**Given passage:**
Torgny,
I agree with Quentin.
You are just showing that the naive notion of set is inconsistent.
Cantor already knew that, and this is exactly what forced people to
develop axiomatic theories. So depending on which theory of set you
will use, you can or cannot have an universal set (a set of all sets).
In typical theories, like ZF and VBG (von Neuman Bernay Gödel) the
collection of all sets is not a set. In NF, some have developed
structure with universal sets, and thus universe containing
themselves. Abram is interested in such universal sets. And, you can
interpret the UD, or the Mandelbrot set as (simple) model for such
type of structure.
Your argument did not show at all that the set of natural numbers
leads to any trouble. Indeed, finitism can be seen as a move toward
that set, viewed as an everything, potentially infinite frame (for
math, or beyond math, like it happens with comp).

**Challenge 1:**
Reproduce the message on set theory above word for word, in full.

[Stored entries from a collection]
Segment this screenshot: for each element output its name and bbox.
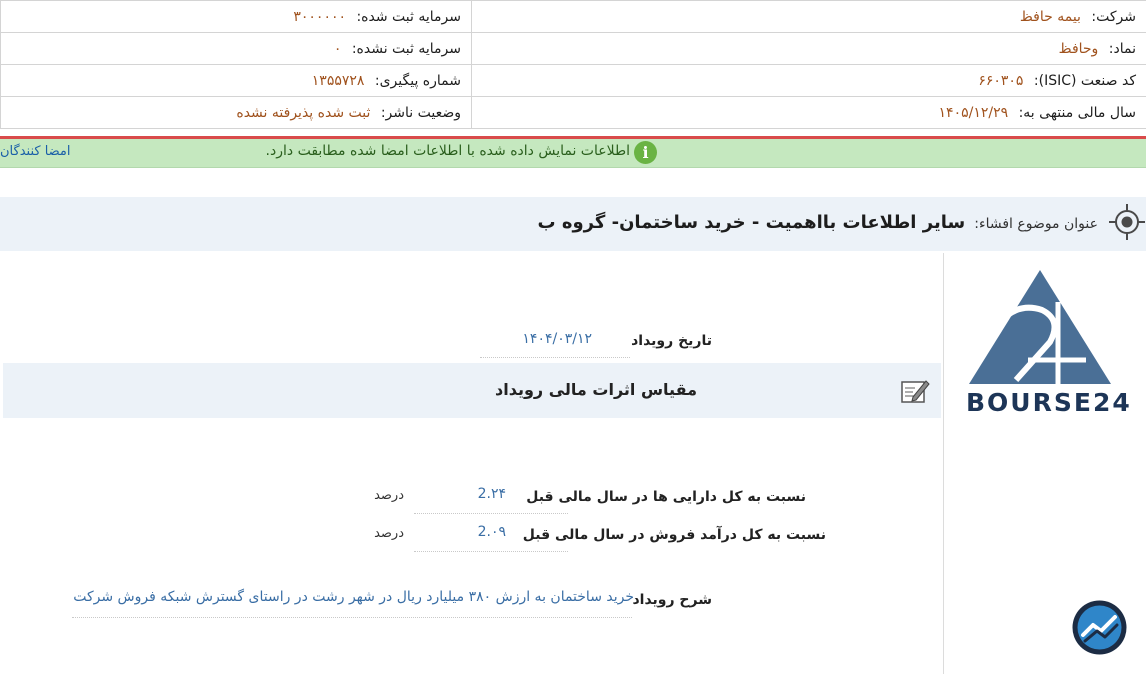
metric-underline: [414, 513, 568, 514]
metric-value-revenue: 2.۰۹: [477, 524, 506, 540]
subject-label: عنوان موضوع افشاء:: [974, 216, 1098, 232]
info-icon: i: [634, 141, 657, 164]
event-date-label: تاریخ رویداد: [631, 333, 712, 349]
info-row: وضعیت ناشر: ثبت شده پذیرفته نشده سال مال…: [0, 96, 1146, 129]
event-date-underline: [480, 357, 630, 358]
tracking-number-value: ۱۳۵۵۷۲۸: [311, 72, 365, 89]
metric-label-revenue: نسبت به کل درآمد فروش در سال مالی قبل: [522, 527, 826, 543]
industry-code-value: ۶۶۰۳۰۵: [978, 72, 1024, 89]
subject-line: عنوان موضوع افشاء: سایر اطلاعات بااهمیت …: [538, 212, 1099, 233]
company-info-table: سرمایه ثبت شده: ۳۰۰۰۰۰۰ شرکت: بیمه حافظ …: [0, 0, 1146, 129]
unregistered-capital-cell: سرمایه ثبت نشده: ۰: [0, 32, 472, 65]
industry-code-cell: کد صنعت (ISIC): ۶۶۰۳۰۵: [471, 64, 1146, 97]
symbol-cell: نماد: وحافظ: [471, 32, 1146, 65]
publisher-status-cell: وضعیت ناشر: ثبت شده پذیرفته نشده: [0, 96, 472, 129]
event-date-value: ۱۴۰۴/۰۳/۱۲: [522, 331, 592, 347]
industry-code-label: کد صنعت (ISIC):: [1033, 72, 1136, 89]
registered-capital-label: سرمایه ثبت شده:: [356, 8, 461, 25]
metric-underline: [414, 551, 568, 552]
unregistered-capital-value: ۰: [333, 40, 342, 57]
company-value: بیمه حافظ: [1019, 8, 1081, 25]
registered-capital-cell: سرمایه ثبت شده: ۳۰۰۰۰۰۰: [0, 0, 472, 33]
metric-label-assets: نسبت به کل دارایی ها در سال مالی قبل: [526, 489, 806, 505]
verification-message: اطلاعات نمایش داده شده با اطلاعات امضا ش…: [265, 143, 630, 159]
event-description-label: شرح رویداد: [632, 592, 712, 608]
info-row: شماره پیگیری: ۱۳۵۵۷۲۸ کد صنعت (ISIC): ۶۶…: [0, 64, 1146, 97]
event-description-value: خرید ساختمان به ارزش ۳۸۰ میلیارد ریال در…: [73, 589, 634, 605]
symbol-value: وحافظ: [1058, 40, 1099, 57]
fiscal-year-label: سال مالی منتهی به:: [1018, 104, 1136, 121]
tracking-number-cell: شماره پیگیری: ۱۳۵۵۷۲۸: [0, 64, 472, 97]
unregistered-capital-label: سرمایه ثبت نشده:: [351, 40, 461, 57]
fiscal-year-value: ۱۴۰۵/۱۲/۲۹: [938, 104, 1009, 121]
tracking-number-label: شماره پیگیری:: [374, 72, 461, 89]
financial-impact-section-header: مقیاس اثرات مالی رویداد: [3, 363, 941, 418]
subject-title: سایر اطلاعات بااهمیت - خرید ساختمان- گرو…: [537, 212, 966, 233]
publisher-status-value: ثبت شده پذیرفته نشده: [236, 104, 371, 121]
logo-text: BOURSE24: [966, 388, 1132, 417]
signers-link[interactable]: امضا کنندگان: [0, 144, 71, 159]
company-label: شرکت:: [1091, 8, 1136, 25]
target-icon: [1109, 204, 1145, 240]
verification-bar: امضا کنندگان اطلاعات نمایش داده شده با ا…: [0, 139, 1146, 168]
fiscal-year-cell: سال مالی منتهی به: ۱۴۰۵/۱۲/۲۹: [471, 96, 1146, 129]
edit-note-icon: [901, 380, 930, 403]
column-divider: [943, 253, 944, 674]
metric-unit-revenue: درصد: [374, 526, 404, 541]
publisher-status-label: وضعیت ناشر:: [380, 104, 461, 121]
registered-capital-value: ۳۰۰۰۰۰۰: [293, 8, 347, 25]
subject-bar: عنوان موضوع افشاء: سایر اطلاعات بااهمیت …: [0, 197, 1146, 251]
chart-badge-icon[interactable]: [1071, 599, 1128, 656]
section-title: مقیاس اثرات مالی رویداد: [495, 380, 697, 399]
metric-value-assets: 2.۲۴: [477, 486, 506, 502]
description-underline: [72, 617, 632, 618]
info-row: سرمایه ثبت شده: ۳۰۰۰۰۰۰ شرکت: بیمه حافظ: [0, 0, 1146, 33]
info-row: سرمایه ثبت نشده: ۰ نماد: وحافظ: [0, 32, 1146, 65]
metric-unit-assets: درصد: [374, 488, 404, 503]
company-cell: شرکت: بیمه حافظ: [471, 0, 1146, 33]
symbol-label: نماد:: [1108, 40, 1136, 57]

**Challenge 2:**
Rewrite the entries as a Markdown table with the columns Row and Entry line. Cover everything from the line containing "metric-underline: [414, 513, 568, 514]" down to and including the line containing "symbol-cell: نماد: وحافظ: [471, 32, 1146, 65]", omitting any blank lines.

**Exercise output 1:**
Torgny,
I agree with Quentin.
You are just showing that the naive notion of set is inconsistent.
Cantor already knew that, and this is exactly what forced people to
develop axiomatic theories. So depending on which theory of set you
will use, you can or cannot have an universal set (a set of all sets).
In typical theories, like ZF and VBG (von Neuman Bernay Gödel) the
collection of all sets is not a set. In NF, some have developed
structure with universal sets, and thus universe containing
themselves. Abram is interested in such universal sets. And, you can
interpret the UD, or the Mandelbrot set as (simple) model for such
type of structure.
Your argument did not show at all that the set of natural numbers
leads to any trouble. Indeed, finitism can be seen as a move toward
that set, viewed as an everything, potentially infinite frame (for
math, or beyond math, like it happens with comp).

**Exercise output 2:**
| Row | Entry line |
|---|---|
| 1 | metric-underline: [414, 513, 568, 514] |
| 2 | metric-value-revenue: 2.۰۹: [477, 524, 506, 540] |
| 3 | subject-label: عنوان موضوع افشاء:: [974, 216, 1098, 232] |
| 4 | info-icon: i: [634, 141, 657, 164] |
| 5 | event-date-label: تاریخ رویداد: [631, 333, 712, 349] |
| 6 | info-row: وضعیت ناشر: ثبت شده پذیرفته نشده سال مال…: [0, 96, 1146, 129] |
| 7 | event-date-underline: [480, 357, 630, 358] |
| 8 | tracking-number-value: ۱۳۵۵۷۲۸: [311, 72, 365, 89] |
| 9 | metric-label-revenue: نسبت به کل درآمد فروش در سال مالی قبل: [522, 527, 826, 543] |
| 10 | industry-code-value: ۶۶۰۳۰۵: [978, 72, 1024, 89] |
| 11 | subject-line: عنوان موضوع افشاء: سایر اطلاعات بااهمیت …: [538, 212, 1099, 233] |
| 12 | company-info-table: سرمایه ثبت شده: ۳۰۰۰۰۰۰ شرکت: بیمه حافظ …: [0, 0, 1146, 129] |
| 13 | unregistered-capital-cell: سرمایه ثبت نشده: ۰: [0, 32, 472, 65] |
| 14 | industry-code-cell: کد صنعت (ISIC): ۶۶۰۳۰۵: [471, 64, 1146, 97] |
| 15 | symbol-cell: نماد: وحافظ: [471, 32, 1146, 65] |